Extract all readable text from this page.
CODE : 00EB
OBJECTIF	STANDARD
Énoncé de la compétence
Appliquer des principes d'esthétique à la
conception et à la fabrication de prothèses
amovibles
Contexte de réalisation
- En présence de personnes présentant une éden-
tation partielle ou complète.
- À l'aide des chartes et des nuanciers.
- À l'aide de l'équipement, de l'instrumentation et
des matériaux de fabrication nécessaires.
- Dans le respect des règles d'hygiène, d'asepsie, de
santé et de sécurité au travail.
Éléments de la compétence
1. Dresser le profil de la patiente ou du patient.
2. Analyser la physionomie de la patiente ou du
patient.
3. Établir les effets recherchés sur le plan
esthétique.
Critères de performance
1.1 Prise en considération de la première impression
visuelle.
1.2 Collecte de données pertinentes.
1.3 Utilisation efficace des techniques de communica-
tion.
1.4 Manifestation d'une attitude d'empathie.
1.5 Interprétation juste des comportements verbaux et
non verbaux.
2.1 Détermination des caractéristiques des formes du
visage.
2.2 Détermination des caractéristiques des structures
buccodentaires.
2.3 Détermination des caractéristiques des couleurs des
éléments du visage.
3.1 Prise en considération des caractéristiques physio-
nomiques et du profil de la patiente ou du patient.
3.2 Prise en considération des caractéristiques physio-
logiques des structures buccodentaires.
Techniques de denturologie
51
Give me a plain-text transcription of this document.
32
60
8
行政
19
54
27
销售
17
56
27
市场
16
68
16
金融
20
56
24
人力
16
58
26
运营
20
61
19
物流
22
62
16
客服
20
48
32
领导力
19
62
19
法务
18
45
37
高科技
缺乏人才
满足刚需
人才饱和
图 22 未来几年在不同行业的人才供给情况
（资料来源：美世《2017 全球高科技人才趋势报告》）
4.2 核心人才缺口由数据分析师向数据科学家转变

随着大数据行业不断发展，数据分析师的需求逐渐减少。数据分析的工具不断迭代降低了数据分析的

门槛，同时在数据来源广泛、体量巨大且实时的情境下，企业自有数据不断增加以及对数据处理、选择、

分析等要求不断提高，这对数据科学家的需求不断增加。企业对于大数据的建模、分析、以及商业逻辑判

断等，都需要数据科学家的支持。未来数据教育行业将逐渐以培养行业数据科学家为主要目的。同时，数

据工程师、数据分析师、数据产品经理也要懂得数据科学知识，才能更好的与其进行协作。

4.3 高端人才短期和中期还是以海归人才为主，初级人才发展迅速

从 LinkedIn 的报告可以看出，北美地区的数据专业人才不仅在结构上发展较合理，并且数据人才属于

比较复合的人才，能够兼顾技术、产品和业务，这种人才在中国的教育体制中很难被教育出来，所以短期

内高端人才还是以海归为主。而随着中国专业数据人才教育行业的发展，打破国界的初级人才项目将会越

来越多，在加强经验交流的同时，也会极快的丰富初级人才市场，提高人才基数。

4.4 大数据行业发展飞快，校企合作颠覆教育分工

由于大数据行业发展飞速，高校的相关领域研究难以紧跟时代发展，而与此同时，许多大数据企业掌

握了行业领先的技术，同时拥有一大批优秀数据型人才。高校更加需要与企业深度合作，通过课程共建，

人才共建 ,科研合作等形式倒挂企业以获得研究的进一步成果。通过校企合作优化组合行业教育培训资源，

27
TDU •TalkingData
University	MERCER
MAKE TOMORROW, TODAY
---*---
◆ Exercise objective
Repeat exactly, and only, the lines of the records above, starting with the line that contains "Give me a plain-text" and ending with the final line, both included.

◆ Correct result
Give me a plain-text transcription of this document.
32
60
8
行政
19
54
27
销售
17
56
27
市场
16
68
16
金融
20
56
24
人力
16
58
26
运营
20
61
19
物流
22
62
16
客服
20
48
32
领导力
19
62
19
法务
18
45
37
高科技
缺乏人才
满足刚需
人才饱和
图 22 未来几年在不同行业的人才供给情况
（资料来源：美世《2017 全球高科技人才趋势报告》）
4.2 核心人才缺口由数据分析师向数据科学家转变

随着大数据行业不断发展，数据分析师的需求逐渐减少。数据分析的工具不断迭代降低了数据分析的

门槛，同时在数据来源广泛、体量巨大且实时的情境下，企业自有数据不断增加以及对数据处理、选择、

分析等要求不断提高，这对数据科学家的需求不断增加。企业对于大数据的建模、分析、以及商业逻辑判

断等，都需要数据科学家的支持。未来数据教育行业将逐渐以培养行业数据科学家为主要目的。同时，数

据工程师、数据分析师、数据产品经理也要懂得数据科学知识，才能更好的与其进行协作。

4.3 高端人才短期和中期还是以海归人才为主，初级人才发展迅速

从 LinkedIn 的报告可以看出，北美地区的数据专业人才不仅在结构上发展较合理，并且数据人才属于

比较复合的人才，能够兼顾技术、产品和业务，这种人才在中国的教育体制中很难被教育出来，所以短期

内高端人才还是以海归为主。而随着中国专业数据人才教育行业的发展，打破国界的初级人才项目将会越

来越多，在加强经验交流的同时，也会极快的丰富初级人才市场，提高人才基数。

4.4 大数据行业发展飞快，校企合作颠覆教育分工

由于大数据行业发展飞速，高校的相关领域研究难以紧跟时代发展，而与此同时，许多大数据企业掌

握了行业领先的技术，同时拥有一大批优秀数据型人才。高校更加需要与企业深度合作，通过课程共建，

人才共建 ,科研合作等形式倒挂企业以获得研究的进一步成果。通过校企合作优化组合行业教育培训资源，

27
TDU •TalkingData
University	MERCER
MAKE TOMORROW, TODAY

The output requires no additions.